Une faveur qui tient sans doute au soutien qu’il a apporté ces dernières années aux leaders des Patriotes africains pour le travail l’éthique et la fraternité (Pastef), lorsque le parti était dans l’opposition à Macky Sall. Si, selon Dakar, aucune rencontre n’est « au programme pour le moment » avec le nouveau président, elle n’aurait rien d’incongru.

Juste avant de débuter son séjour en prison, en avril 2023, Bassirou Diomaye Faye s’était entretenu aux côtés de M. Sonko avec Jean-Luc Mélenchon et ses proches en visioconférence durant une heure. « C’était chaleureux et constructif. Nous avons parlé des enjeux monétaires, des échanges commerciaux inégaux envers l’Afrique et de cette oligarchie qui exploite les peuples de part et d’autre » se remémore Arnaud Le Gall, député LFI du Val-d’Oise. En recevant le fondateur de LFI et quatre députés du parti français à Dakar, « il n’y a aucun malaise vis-à-vis des autorités françaises », estime Alioune Sall, le ministre de la communication. « Nous distinguons nos relations privilégiées avec des partis amis et celles, séculaires, avec la France. »

◆ Enregistrements présentés
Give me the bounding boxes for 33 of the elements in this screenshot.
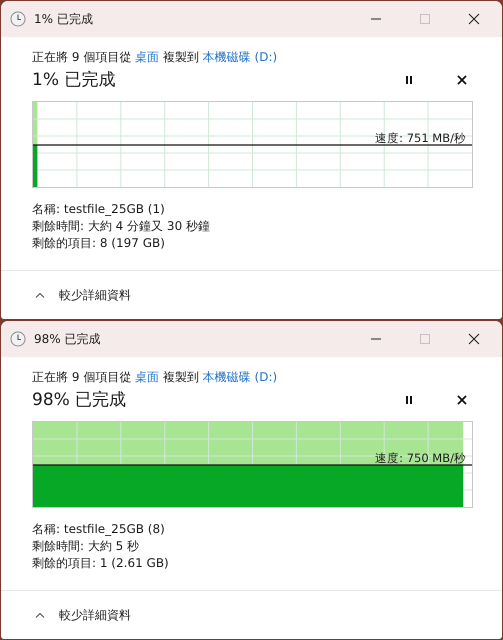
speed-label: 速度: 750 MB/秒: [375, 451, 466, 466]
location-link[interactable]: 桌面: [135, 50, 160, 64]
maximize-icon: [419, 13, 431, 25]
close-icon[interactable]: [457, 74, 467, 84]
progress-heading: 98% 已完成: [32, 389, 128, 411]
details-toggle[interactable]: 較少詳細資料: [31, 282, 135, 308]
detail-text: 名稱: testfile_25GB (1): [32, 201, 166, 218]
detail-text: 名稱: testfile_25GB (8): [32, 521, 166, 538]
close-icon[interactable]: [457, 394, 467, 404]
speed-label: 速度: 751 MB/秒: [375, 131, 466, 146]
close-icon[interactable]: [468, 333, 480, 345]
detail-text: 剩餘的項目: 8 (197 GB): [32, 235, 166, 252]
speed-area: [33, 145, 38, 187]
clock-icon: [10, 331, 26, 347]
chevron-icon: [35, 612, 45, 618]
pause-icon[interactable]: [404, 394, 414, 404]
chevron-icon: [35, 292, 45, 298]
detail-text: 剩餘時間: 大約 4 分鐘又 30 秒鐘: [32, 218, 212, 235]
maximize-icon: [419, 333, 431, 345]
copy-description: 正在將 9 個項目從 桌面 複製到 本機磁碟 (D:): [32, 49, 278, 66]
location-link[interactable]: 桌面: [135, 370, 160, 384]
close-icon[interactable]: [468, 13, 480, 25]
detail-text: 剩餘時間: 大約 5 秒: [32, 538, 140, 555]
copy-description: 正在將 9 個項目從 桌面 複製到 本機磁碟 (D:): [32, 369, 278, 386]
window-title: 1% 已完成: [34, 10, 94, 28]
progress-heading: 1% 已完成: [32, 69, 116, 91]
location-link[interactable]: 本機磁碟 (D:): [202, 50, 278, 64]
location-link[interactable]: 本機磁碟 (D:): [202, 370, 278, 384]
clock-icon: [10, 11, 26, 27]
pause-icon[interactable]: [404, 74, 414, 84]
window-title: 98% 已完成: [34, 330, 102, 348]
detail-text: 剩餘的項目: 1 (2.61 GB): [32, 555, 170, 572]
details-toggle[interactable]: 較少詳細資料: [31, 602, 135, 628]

◆ Objectif A
Recopiez les lignes des enregistrements en commençant à celle qui contient « speed-label: 速度: 750 » et en finissant après celle qui contient « 49, 278, 66] », ces deux lignes comprises.
◆ Objectif B
Prolongez le texte sur les liens entre La France insoumise et les dirigeants sénégalais en reprenant après sa dernière phrase.
Le texte et les enregistrements n'ont aucun lien entre eux.

◆ Réponse produite A
speed-label: 速度: 750 MB/秒: [375, 451, 466, 466]
location-link[interactable]: 桌面: [135, 50, 160, 64]
maximize-icon: [419, 13, 431, 25]
close-icon[interactable]: [457, 74, 467, 84]
progress-heading: 98% 已完成: [32, 389, 128, 411]
details-toggle[interactable]: 較少詳細資料: [31, 282, 135, 308]
detail-text: 名稱: testfile_25GB (1): [32, 201, 166, 218]
detail-text: 名稱: testfile_25GB (8): [32, 521, 166, 538]
close-icon[interactable]: [457, 394, 467, 404]
speed-label: 速度: 751 MB/秒: [375, 131, 466, 146]
close-icon[interactable]: [468, 333, 480, 345]
detail-text: 剩餘的項目: 8 (197 GB): [32, 235, 166, 252]
speed-area: [33, 145, 38, 187]
clock-icon: [10, 331, 26, 347]
chevron-icon: [35, 612, 45, 618]
pause-icon[interactable]: [404, 394, 414, 404]
chevron-icon: [35, 292, 45, 298]
detail-text: 剩餘時間: 大約 4 分鐘又 30 秒鐘: [32, 218, 212, 235]
maximize-icon: [419, 333, 431, 345]
copy-description: 正在將 9 個項目從 桌面 複製到 本機磁碟 (D:): [32, 49, 278, 66]

◆ Réponse produite B
Une rhétorique anti-impérialiste

Sur la scène africaine, Jean-Luc Mélenchon cultive aussi sa différence avec le gouvernement français. Quand celui-ci regardait avec inquiétude la tension grandir ces dernières années au Sénégal, prenant garde de ne prendre parti pour aucun camp, LFI affichait son appui à l’opposition. « Parmi tous les partis politiques français qu’on a contactés pour dénoncer la répression en cours, LFI a été le seul à répondre présent » confirme Alioune Sall. Le Pastef avait ainsi trouvé un relais vocal dans l’arène politique française. En janvier 2023, les députés Aurélien Taché (Nupes) et Arnaud Le Gall (LFI) avaient ouvertement pris parti pour Ousmane Sonko et ses proches, lors d’une intervention à l’Assemblée nationale.

Comme au Sénégal, Jean-Luc Mélenchon, fort de sa rhétorique anti-impérialiste, laboure le terrain africain à la recherche d’alliés et de popularité. En 2021, il s’était rendu au Burkina Faso, dirigé alors par Roch Marc Christian Kaboré, où il avait rendu hommage à la figure de proue du panafricanisme, le populaire révolutionnaire Thomas Sankara.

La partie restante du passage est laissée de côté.